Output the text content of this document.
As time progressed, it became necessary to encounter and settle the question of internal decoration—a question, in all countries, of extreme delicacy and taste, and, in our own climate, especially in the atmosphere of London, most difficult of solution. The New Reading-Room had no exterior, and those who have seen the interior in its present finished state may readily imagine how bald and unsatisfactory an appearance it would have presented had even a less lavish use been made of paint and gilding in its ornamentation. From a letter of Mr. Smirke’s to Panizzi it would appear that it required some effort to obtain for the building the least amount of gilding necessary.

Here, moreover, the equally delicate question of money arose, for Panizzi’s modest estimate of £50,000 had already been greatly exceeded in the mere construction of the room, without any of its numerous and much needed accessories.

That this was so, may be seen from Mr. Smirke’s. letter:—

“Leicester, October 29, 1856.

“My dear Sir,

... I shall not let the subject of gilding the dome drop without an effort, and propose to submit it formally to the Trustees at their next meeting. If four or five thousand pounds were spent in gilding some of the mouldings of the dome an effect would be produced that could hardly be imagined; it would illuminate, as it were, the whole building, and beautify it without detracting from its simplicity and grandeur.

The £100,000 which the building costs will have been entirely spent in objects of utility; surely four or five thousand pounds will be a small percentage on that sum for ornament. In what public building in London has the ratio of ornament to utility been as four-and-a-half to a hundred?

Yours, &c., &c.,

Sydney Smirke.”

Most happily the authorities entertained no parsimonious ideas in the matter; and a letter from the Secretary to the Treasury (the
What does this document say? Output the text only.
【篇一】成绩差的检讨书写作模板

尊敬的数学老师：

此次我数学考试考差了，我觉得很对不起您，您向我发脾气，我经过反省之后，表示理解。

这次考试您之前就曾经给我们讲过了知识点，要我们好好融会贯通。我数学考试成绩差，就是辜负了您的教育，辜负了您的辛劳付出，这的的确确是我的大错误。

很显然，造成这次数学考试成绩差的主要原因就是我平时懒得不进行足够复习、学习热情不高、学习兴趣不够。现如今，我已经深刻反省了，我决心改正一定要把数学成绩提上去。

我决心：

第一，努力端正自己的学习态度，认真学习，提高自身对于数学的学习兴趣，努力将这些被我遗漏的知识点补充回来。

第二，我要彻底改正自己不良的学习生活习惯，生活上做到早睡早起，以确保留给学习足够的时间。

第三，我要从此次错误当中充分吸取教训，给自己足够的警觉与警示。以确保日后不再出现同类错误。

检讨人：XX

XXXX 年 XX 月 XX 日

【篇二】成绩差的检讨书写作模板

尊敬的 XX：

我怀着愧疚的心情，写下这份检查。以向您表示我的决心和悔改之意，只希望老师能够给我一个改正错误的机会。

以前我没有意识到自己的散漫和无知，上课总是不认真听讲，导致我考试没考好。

▶ Instructions to follow
Give back the data above exactly as it appears.

▶ Solution for this task
Output the text content of this document.
As time progressed, it became necessary to encounter and settle the question of internal decoration—a question, in all countries, of extreme delicacy and taste, and, in our own climate, especially in the atmosphere of London, most difficult of solution. The New Reading-Room had no exterior, and those who have seen the interior in its present finished state may readily imagine how bald and unsatisfactory an appearance it would have presented had even a less lavish use been made of paint and gilding in its ornamentation. From a letter of Mr. Smirke’s to Panizzi it would appear that it required some effort to obtain for the building the least amount of gilding necessary.

Here, moreover, the equally delicate question of money arose, for Panizzi’s modest estimate of £50,000 had already been greatly exceeded in the mere construction of the room, without any of its numerous and much needed accessories.

That this was so, may be seen from Mr. Smirke’s. letter:—

“Leicester, October 29, 1856.

“My dear Sir,

... I shall not let the subject of gilding the dome drop without an effort, and propose to submit it formally to the Trustees at their next meeting. If four or five thousand pounds were spent in gilding some of the mouldings of the dome an effect would be produced that could hardly be imagined; it would illuminate, as it were, the whole building, and beautify it without detracting from its simplicity and grandeur.

The £100,000 which the building costs will have been entirely spent in objects of utility; surely four or five thousand pounds will be a small percentage on that sum for ornament. In what public building in London has the ratio of ornament to utility been as four-and-a-half to a hundred?

Yours, &c., &c.,

Sydney Smirke.”

Most happily the authorities entertained no parsimonious ideas in the matter; and a letter from the Secretary to the Treasury (the
What does this document say? Output the text only.
【篇一】成绩差的检讨书写作模板

尊敬的数学老师：

此次我数学考试考差了，我觉得很对不起您，您向我发脾气，我经过反省之后，表示理解。

这次考试您之前就曾经给我们讲过了知识点，要我们好好融会贯通。我数学考试成绩差，就是辜负了您的教育，辜负了您的辛劳付出，这的的确确是我的大错误。

很显然，造成这次数学考试成绩差的主要原因就是我平时懒得不进行足够复习、学习热情不高、学习兴趣不够。现如今，我已经深刻反省了，我决心改正一定要把数学成绩提上去。

我决心：

第一，努力端正自己的学习态度，认真学习，提高自身对于数学的学习兴趣，努力将这些被我遗漏的知识点补充回来。

第二，我要彻底改正自己不良的学习生活习惯，生活上做到早睡早起，以确保留给学习足够的时间。

第三，我要从此次错误当中充分吸取教训，给自己足够的警觉与警示。以确保日后不再出现同类错误。

检讨人：XX

XXXX 年 XX 月 XX 日

【篇二】成绩差的检讨书写作模板

尊敬的 XX：

我怀着愧疚的心情，写下这份检查。以向您表示我的决心和悔改之意，只希望老师能够给我一个改正错误的机会。

以前我没有意识到自己的散漫和无知，上课总是不认真听讲，导致我考试没考好。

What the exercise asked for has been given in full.